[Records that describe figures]
◇ ◇ ◇

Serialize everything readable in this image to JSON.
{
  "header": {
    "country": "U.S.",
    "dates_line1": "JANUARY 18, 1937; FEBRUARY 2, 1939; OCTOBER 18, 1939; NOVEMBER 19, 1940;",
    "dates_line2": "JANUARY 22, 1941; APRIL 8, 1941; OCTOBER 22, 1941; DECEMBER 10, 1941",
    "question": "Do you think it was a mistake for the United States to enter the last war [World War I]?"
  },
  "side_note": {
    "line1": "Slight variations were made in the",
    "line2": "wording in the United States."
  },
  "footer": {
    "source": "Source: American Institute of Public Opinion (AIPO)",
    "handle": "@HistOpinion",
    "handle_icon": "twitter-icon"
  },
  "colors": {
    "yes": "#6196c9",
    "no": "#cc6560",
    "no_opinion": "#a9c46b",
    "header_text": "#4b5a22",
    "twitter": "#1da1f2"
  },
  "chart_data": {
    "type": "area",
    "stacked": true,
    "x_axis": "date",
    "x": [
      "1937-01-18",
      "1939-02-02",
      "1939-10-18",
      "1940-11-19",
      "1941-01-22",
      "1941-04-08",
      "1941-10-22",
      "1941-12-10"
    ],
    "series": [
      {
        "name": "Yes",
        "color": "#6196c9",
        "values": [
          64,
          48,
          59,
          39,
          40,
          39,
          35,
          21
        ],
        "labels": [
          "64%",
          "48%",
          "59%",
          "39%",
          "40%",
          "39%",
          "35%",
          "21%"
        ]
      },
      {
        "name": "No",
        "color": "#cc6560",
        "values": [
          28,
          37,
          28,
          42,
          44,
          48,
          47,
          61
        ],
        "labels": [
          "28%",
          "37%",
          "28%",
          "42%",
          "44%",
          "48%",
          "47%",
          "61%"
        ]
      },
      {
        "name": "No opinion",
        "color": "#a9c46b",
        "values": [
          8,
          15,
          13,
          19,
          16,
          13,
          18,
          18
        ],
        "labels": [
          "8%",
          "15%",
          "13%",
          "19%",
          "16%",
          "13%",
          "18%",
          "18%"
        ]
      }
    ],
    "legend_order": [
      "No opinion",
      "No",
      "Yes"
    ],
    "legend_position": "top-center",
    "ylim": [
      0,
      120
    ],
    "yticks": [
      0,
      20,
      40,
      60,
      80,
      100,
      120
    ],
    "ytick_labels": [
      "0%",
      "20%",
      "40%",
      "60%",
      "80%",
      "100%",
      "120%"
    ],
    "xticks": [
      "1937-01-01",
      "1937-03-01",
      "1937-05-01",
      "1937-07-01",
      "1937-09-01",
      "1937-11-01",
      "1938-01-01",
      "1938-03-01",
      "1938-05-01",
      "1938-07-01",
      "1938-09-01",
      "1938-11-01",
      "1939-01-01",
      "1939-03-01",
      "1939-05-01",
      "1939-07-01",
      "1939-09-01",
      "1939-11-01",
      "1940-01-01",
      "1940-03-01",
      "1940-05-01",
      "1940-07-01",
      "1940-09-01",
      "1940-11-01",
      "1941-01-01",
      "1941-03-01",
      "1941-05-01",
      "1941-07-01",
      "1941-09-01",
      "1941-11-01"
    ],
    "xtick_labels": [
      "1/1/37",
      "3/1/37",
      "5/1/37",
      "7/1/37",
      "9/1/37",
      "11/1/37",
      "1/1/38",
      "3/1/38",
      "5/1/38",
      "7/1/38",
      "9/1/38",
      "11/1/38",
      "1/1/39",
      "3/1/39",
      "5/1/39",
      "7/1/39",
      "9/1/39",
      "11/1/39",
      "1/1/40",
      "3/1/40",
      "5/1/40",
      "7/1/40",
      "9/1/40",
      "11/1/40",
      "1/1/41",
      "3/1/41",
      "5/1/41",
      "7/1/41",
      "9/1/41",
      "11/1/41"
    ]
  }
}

◇ ◇ ◇

DIRECTION: Every line above needs to be retyped exactly.

CORRECT RESPONSE:
Serialize everything readable in this image to JSON.
{
  "header": {
    "country": "U.S.",
    "dates_line1": "JANUARY 18, 1937; FEBRUARY 2, 1939; OCTOBER 18, 1939; NOVEMBER 19, 1940;",
    "dates_line2": "JANUARY 22, 1941; APRIL 8, 1941; OCTOBER 22, 1941; DECEMBER 10, 1941",
    "question": "Do you think it was a mistake for the United States to enter the last war [World War I]?"
  },
  "side_note": {
    "line1": "Slight variations were made in the",
    "line2": "wording in the United States."
  },
  "footer": {
    "source": "Source: American Institute of Public Opinion (AIPO)",
    "handle": "@HistOpinion",
    "handle_icon": "twitter-icon"
  },
  "colors": {
    "yes": "#6196c9",
    "no": "#cc6560",
    "no_opinion": "#a9c46b",
    "header_text": "#4b5a22",
    "twitter": "#1da1f2"
  },
  "chart_data": {
    "type": "area",
    "stacked": true,
    "x_axis": "date",
    "x": [
      "1937-01-18",
      "1939-02-02",
      "1939-10-18",
      "1940-11-19",
      "1941-01-22",
      "1941-04-08",
      "1941-10-22",
      "1941-12-10"
    ],
    "series": [
      {
        "name": "Yes",
        "color": "#6196c9",
        "values": [
          64,
          48,
          59,
          39,
          40,
          39,
          35,
          21
        ],
        "labels": [
          "64%",
          "48%",
          "59%",
          "39%",
          "40%",
          "39%",
          "35%",
          "21%"
        ]
      },
      {
        "name": "No",
        "color": "#cc6560",
        "values": [
          28,
          37,
          28,
          42,
          44,
          48,
          47,
          61
        ],
        "labels": [
          "28%",
          "37%",
          "28%",
          "42%",
          "44%",
          "48%",
          "47%",
          "61%"
        ]
      },
      {
        "name": "No opinion",
        "color": "#a9c46b",
        "values": [
          8,
          15,
          13,
          19,
          16,
          13,
          18,
          18
        ],
        "labels": [
          "8%",
          "15%",
          "13%",
          "19%",
          "16%",
          "13%",
          "18%",
          "18%"
        ]
      }
    ],
    "legend_order": [
      "No opinion",
      "No",
      "Yes"
    ],
    "legend_position": "top-center",
    "ylim": [
      0,
      120
    ],
    "yticks": [
      0,
      20,
      40,
      60,
      80,
      100,
      120
    ],
    "ytick_labels": [
      "0%",
      "20%",
      "40%",
      "60%",
      "80%",
      "100%",
      "120%"
    ],
    "xticks": [
      "1937-01-01",
      "1937-03-01",
      "1937-05-01",
      "1937-07-01",
      "1937-09-01",
      "1937-11-01",
      "1938-01-01",
      "1938-03-01",
      "1938-05-01",
      "1938-07-01",
      "1938-09-01",
      "1938-11-01",
      "1939-01-01",
      "1939-03-01",
      "1939-05-01",
      "1939-07-01",
      "1939-09-01",
      "1939-11-01",
      "1940-01-01",
      "1940-03-01",
      "1940-05-01",
      "1940-07-01",
      "1940-09-01",
      "1940-11-01",
      "1941-01-01",
      "1941-03-01",
      "1941-05-01",
      "1941-07-01",
      "1941-09-01",
      "1941-11-01"
    ],
    "xtick_labels": [
      "1/1/37",
      "3/1/37",
      "5/1/37",
      "7/1/37",
      "9/1/37",
      "11/1/37",
      "1/1/38",
      "3/1/38",
      "5/1/38",
      "7/1/38",
      "9/1/38",
      "11/1/38",
      "1/1/39",
      "3/1/39",
      "5/1/39",
      "7/1/39",
      "9/1/39",
      "11/1/39",
      "1/1/40",
      "3/1/40",
      "5/1/40",
      "7/1/40",
      "9/1/40",
      "11/1/40",
      "1/1/41",
      "3/1/41",
      "5/1/41",
      "7/1/41",
      "9/1/41",
      "11/1/41"
    ]
  }
}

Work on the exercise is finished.